Update the listing from its first line through the line containing "574, 369, 612]" by changing each "table-row" to "data-row". Keep everything else the same and return only those lines.

# START OF INFORMATION PROVIDED

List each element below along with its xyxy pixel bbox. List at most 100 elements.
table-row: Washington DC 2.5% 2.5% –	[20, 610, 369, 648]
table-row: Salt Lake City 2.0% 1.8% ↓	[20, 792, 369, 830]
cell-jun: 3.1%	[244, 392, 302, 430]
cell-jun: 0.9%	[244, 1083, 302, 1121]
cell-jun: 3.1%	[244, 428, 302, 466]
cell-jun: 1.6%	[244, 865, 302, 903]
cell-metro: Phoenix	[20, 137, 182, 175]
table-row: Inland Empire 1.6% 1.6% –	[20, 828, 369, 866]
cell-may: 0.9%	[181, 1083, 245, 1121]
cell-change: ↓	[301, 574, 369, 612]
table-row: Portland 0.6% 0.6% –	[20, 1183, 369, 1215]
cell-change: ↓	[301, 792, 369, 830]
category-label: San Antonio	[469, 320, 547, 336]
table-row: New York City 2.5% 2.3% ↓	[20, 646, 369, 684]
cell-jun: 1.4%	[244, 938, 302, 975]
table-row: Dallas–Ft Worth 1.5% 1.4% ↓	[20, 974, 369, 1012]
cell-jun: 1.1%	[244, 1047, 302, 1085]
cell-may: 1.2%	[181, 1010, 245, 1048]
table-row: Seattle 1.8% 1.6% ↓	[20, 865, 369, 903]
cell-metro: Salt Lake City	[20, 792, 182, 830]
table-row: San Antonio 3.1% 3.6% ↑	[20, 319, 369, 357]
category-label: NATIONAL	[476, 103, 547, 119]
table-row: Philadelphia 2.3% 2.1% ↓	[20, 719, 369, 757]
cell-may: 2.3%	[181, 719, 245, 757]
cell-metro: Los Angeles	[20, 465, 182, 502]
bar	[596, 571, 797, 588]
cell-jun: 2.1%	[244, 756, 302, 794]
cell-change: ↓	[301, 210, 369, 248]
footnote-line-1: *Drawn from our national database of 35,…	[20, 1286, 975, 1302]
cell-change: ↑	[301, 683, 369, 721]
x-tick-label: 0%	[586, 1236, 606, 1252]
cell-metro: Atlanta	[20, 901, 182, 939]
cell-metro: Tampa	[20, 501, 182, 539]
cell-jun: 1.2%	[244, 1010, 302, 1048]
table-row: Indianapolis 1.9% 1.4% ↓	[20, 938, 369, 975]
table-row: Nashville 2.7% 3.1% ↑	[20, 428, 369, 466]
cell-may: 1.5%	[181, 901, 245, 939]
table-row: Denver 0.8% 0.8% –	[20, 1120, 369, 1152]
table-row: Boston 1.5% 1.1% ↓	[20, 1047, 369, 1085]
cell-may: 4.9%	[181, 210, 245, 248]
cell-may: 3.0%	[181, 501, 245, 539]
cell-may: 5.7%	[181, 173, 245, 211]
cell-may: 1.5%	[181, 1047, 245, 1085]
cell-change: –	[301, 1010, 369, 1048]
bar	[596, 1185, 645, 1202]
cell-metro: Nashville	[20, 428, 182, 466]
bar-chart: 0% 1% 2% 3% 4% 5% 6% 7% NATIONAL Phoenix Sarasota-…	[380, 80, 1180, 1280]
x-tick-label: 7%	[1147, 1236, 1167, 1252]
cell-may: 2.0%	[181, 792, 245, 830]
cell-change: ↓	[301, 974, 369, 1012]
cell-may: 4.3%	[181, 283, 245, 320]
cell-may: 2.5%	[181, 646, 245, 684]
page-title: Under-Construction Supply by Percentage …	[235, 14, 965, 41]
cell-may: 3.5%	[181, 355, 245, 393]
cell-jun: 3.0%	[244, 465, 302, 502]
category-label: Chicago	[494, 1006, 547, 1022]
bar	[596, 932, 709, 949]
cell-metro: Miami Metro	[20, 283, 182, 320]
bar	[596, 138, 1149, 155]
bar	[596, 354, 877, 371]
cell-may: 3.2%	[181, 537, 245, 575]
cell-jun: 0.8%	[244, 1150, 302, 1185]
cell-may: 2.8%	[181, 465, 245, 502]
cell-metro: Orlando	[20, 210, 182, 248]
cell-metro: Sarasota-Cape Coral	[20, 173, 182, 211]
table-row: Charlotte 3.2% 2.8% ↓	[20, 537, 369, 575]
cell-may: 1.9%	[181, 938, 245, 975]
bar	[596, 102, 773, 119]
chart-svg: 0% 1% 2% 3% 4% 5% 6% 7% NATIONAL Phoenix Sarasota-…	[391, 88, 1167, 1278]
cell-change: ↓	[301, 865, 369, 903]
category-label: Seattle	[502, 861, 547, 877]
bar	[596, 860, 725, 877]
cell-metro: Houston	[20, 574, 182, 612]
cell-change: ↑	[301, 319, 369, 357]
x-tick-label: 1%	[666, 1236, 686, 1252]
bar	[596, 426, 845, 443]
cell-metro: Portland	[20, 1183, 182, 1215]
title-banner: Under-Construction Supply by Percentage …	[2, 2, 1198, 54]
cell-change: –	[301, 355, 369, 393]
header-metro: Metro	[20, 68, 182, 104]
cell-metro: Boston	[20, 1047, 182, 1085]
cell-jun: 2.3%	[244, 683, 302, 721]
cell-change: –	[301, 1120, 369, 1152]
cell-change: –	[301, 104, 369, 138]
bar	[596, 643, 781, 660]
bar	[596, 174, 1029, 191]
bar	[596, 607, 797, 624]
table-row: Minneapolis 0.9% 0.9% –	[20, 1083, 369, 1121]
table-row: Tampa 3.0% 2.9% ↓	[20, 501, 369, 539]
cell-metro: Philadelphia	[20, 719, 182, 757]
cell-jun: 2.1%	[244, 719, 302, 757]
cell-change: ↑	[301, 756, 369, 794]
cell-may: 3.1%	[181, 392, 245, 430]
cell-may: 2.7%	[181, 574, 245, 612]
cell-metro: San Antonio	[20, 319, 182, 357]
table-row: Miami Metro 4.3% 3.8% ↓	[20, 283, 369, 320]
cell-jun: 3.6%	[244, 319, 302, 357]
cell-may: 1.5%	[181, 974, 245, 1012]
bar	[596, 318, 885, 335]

# END OF INFORMATION PROVIDED

* **ANSWER TO THE EXERCISE**:
List each element below along with its xyxy pixel bbox. List at most 100 elements.
data-row: Washington DC 2.5% 2.5% –	[20, 610, 369, 648]
data-row: Salt Lake City 2.0% 1.8% ↓	[20, 792, 369, 830]
cell-jun: 3.1%	[244, 392, 302, 430]
cell-jun: 0.9%	[244, 1083, 302, 1121]
cell-jun: 3.1%	[244, 428, 302, 466]
cell-jun: 1.6%	[244, 865, 302, 903]
cell-metro: Phoenix	[20, 137, 182, 175]
data-row: Inland Empire 1.6% 1.6% –	[20, 828, 369, 866]
cell-may: 0.9%	[181, 1083, 245, 1121]
cell-change: ↓	[301, 574, 369, 612]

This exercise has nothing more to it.